• STATED GOAL:
What is the count of lines that hold the word "Openings"? Give only the number.

(Figure data in JSON)
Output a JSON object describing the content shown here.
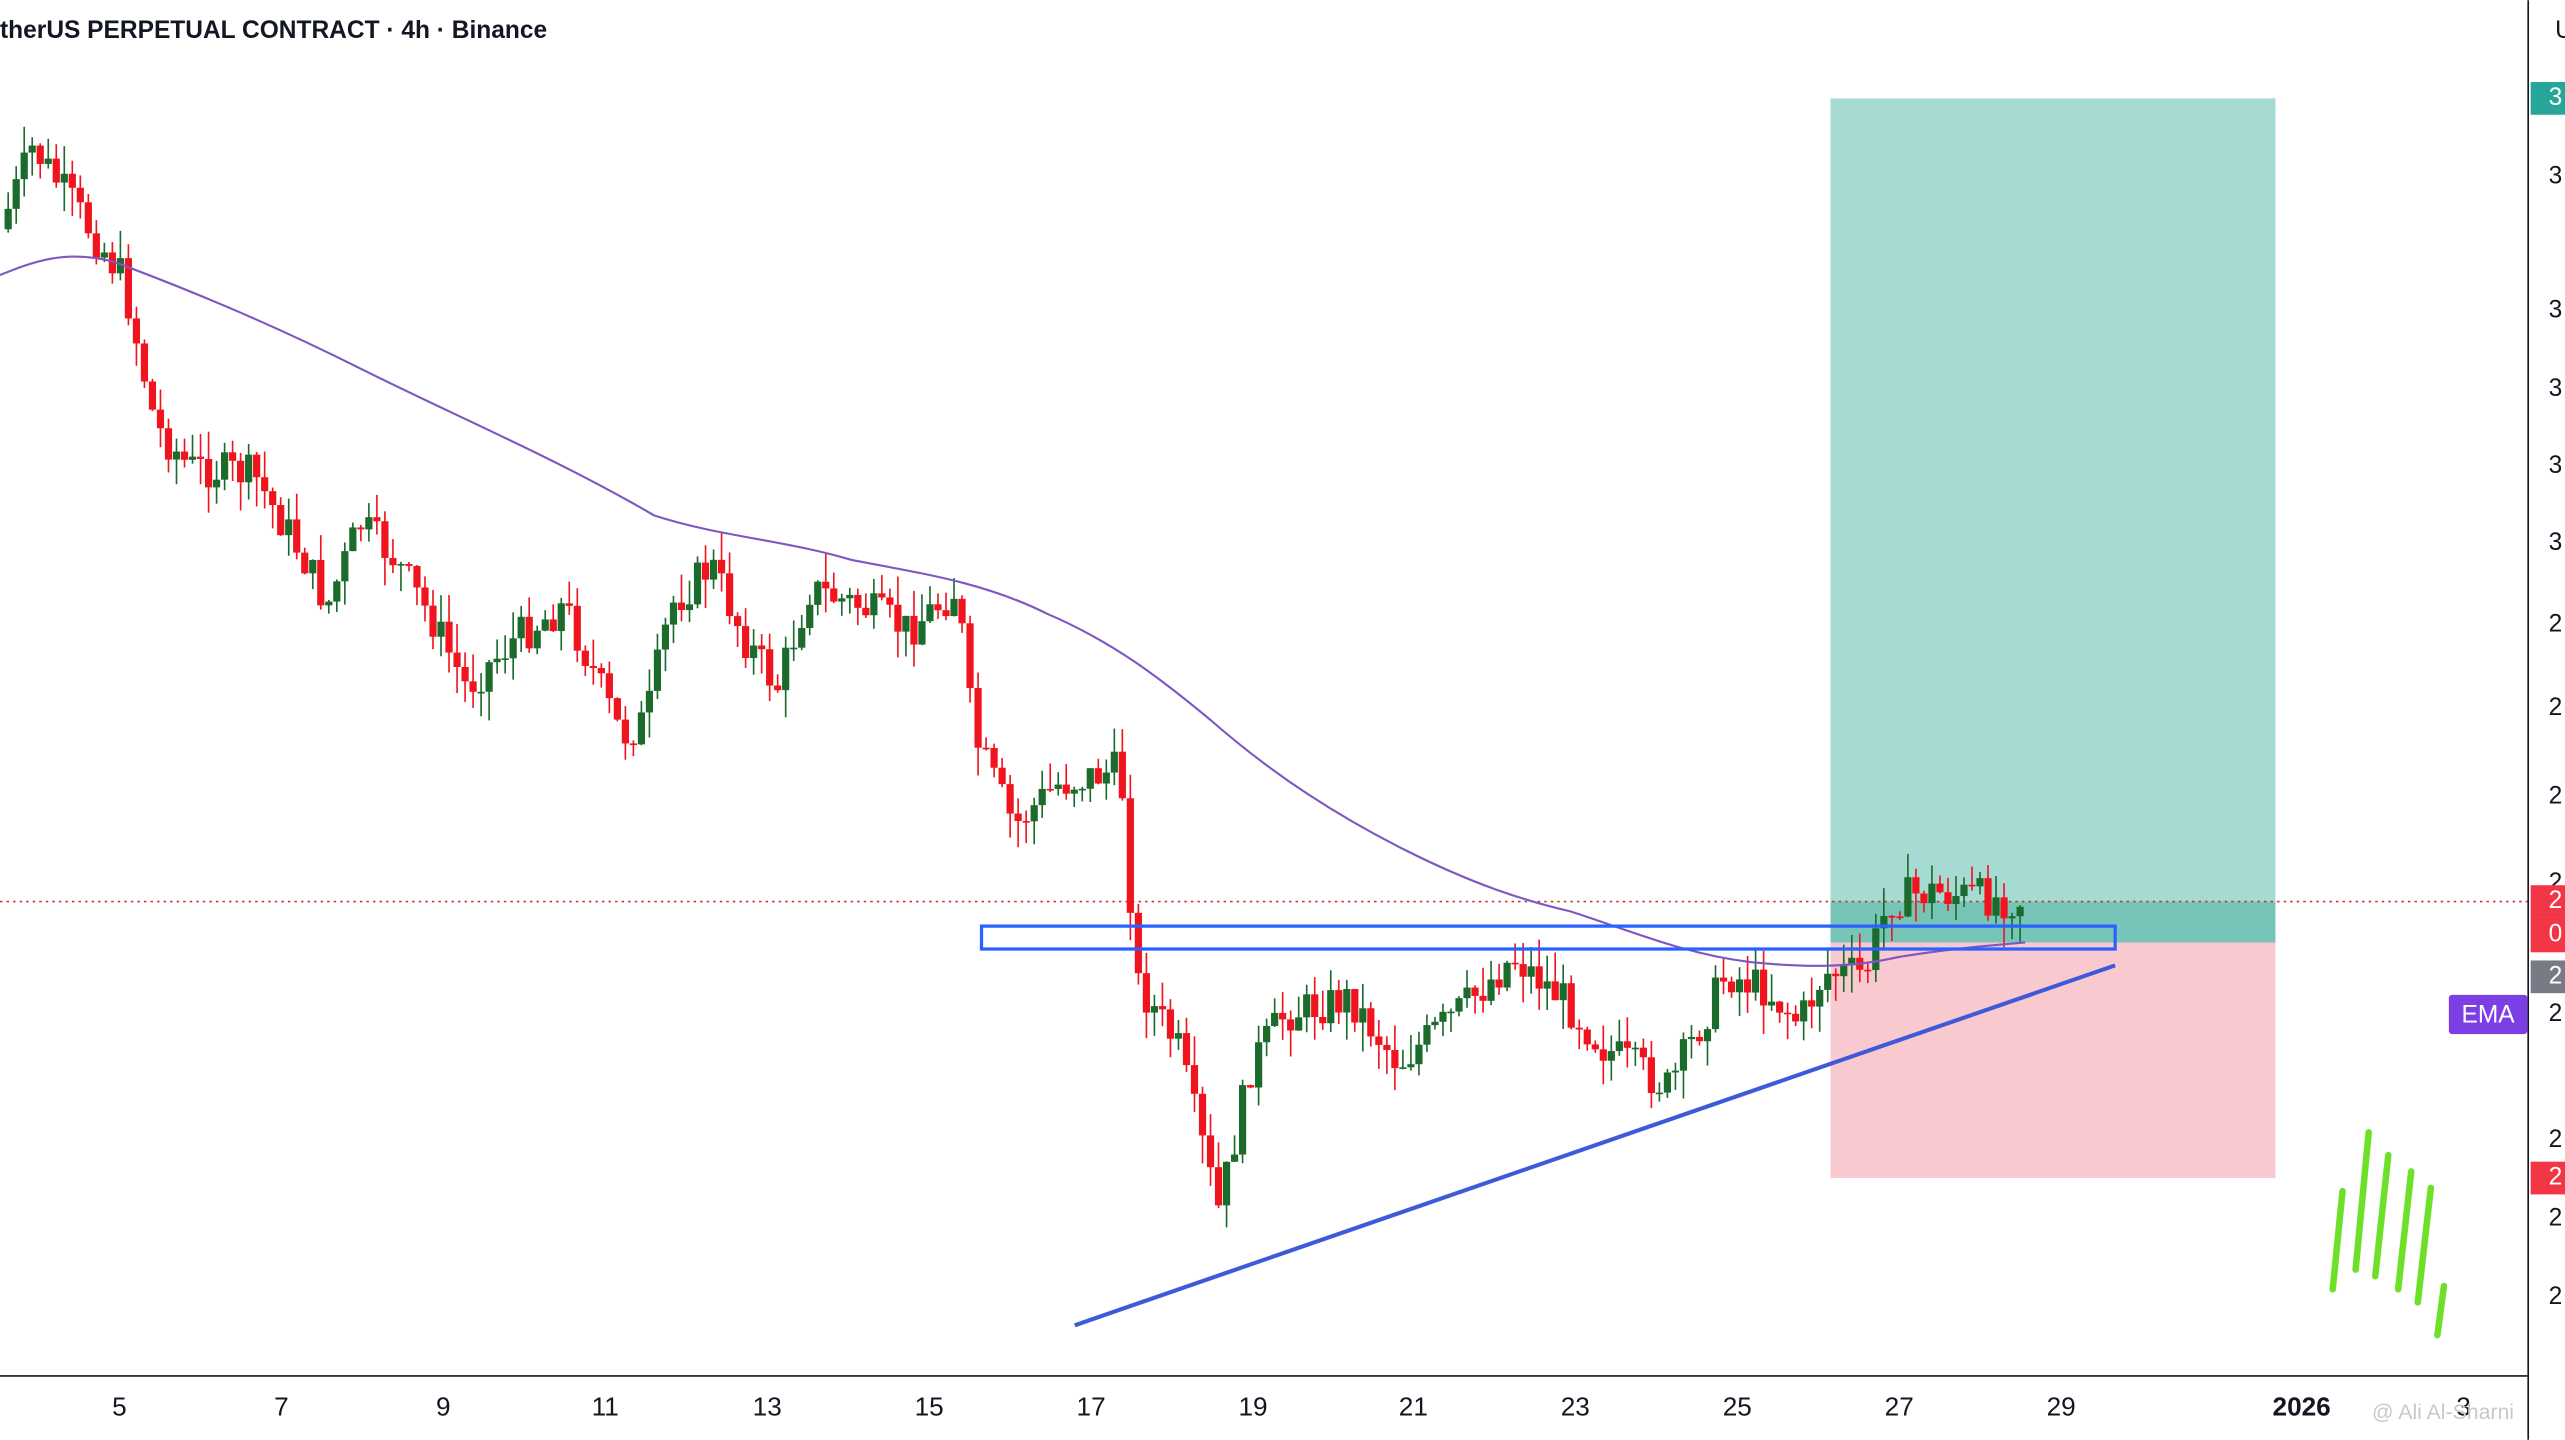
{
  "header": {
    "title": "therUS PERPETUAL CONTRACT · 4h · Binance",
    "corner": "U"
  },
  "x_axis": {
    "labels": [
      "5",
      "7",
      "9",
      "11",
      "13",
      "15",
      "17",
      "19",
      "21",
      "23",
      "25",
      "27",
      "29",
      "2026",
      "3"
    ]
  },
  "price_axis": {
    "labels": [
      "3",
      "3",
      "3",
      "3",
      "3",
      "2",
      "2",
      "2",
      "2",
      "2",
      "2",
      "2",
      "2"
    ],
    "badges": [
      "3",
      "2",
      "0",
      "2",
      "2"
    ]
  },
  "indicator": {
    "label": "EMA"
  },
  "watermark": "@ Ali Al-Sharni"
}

--

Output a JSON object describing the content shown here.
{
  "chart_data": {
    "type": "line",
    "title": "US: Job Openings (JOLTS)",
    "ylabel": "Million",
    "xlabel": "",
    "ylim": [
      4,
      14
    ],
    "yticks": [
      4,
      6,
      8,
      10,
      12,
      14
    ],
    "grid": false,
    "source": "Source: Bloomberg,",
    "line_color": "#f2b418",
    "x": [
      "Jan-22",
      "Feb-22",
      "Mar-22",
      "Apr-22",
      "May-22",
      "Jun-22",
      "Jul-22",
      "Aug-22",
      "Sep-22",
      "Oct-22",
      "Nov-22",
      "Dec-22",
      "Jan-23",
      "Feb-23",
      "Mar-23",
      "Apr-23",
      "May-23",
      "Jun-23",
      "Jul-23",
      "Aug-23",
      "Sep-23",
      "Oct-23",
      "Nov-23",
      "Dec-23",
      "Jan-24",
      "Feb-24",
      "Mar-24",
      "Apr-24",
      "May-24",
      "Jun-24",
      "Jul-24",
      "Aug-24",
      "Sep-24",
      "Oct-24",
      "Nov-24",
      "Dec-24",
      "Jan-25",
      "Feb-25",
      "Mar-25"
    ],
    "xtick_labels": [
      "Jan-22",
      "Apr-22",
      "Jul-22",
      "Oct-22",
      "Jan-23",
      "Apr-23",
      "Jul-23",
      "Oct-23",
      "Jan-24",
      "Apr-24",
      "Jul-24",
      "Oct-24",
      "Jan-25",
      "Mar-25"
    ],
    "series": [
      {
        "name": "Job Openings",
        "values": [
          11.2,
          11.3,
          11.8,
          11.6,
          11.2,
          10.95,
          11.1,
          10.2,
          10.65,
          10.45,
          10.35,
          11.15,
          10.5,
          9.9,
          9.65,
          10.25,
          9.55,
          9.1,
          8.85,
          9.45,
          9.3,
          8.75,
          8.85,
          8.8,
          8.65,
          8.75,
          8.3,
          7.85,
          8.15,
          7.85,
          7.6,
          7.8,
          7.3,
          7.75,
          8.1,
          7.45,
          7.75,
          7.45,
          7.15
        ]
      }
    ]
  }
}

==

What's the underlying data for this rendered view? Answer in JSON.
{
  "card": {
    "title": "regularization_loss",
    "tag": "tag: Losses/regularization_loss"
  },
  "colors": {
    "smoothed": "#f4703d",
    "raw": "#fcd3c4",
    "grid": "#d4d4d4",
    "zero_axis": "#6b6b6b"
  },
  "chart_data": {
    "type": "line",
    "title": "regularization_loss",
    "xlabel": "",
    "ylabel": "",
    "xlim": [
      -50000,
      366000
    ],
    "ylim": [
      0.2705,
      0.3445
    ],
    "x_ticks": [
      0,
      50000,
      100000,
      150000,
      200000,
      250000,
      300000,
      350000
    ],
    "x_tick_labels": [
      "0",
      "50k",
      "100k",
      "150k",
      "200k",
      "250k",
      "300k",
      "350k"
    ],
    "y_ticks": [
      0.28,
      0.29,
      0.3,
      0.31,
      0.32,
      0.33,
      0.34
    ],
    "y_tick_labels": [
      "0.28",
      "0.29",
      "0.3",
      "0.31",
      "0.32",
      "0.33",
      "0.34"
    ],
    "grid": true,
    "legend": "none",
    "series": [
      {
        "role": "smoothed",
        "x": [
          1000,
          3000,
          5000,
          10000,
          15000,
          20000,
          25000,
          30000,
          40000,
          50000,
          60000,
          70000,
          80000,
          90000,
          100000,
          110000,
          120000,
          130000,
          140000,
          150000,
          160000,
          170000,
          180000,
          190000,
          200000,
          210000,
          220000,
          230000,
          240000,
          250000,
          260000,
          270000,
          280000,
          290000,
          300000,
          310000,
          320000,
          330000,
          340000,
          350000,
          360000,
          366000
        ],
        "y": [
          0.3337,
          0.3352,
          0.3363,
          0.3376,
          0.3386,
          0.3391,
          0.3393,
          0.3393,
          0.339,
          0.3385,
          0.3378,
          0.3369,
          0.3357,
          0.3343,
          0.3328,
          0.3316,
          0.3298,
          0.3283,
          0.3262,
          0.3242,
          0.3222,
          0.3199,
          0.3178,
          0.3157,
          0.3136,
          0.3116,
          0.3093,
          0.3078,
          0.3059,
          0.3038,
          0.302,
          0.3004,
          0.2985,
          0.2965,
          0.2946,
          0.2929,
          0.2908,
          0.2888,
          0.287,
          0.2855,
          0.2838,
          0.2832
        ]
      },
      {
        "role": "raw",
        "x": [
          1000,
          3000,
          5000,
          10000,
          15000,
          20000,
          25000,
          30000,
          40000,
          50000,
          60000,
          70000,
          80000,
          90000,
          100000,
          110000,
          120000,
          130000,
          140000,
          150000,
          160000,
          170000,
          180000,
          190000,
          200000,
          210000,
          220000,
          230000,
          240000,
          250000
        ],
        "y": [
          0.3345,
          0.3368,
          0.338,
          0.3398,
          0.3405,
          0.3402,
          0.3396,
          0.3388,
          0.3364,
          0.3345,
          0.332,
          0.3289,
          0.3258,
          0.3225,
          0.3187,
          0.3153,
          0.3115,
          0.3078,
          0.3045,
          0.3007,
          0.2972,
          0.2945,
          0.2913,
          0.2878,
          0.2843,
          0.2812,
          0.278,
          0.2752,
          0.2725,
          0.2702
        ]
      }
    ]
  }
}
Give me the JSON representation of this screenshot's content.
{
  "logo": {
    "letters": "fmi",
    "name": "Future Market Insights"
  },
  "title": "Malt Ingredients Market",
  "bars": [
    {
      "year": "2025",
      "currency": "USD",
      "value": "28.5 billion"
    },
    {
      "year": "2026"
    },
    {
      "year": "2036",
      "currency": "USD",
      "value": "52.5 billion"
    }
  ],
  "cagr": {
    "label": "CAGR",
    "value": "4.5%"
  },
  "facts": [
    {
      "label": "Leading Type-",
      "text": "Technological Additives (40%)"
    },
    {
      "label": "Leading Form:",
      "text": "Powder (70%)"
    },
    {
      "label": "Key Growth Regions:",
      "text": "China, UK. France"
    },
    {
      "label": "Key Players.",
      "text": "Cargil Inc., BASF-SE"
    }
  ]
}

• COMPLETE OUTPUT:
2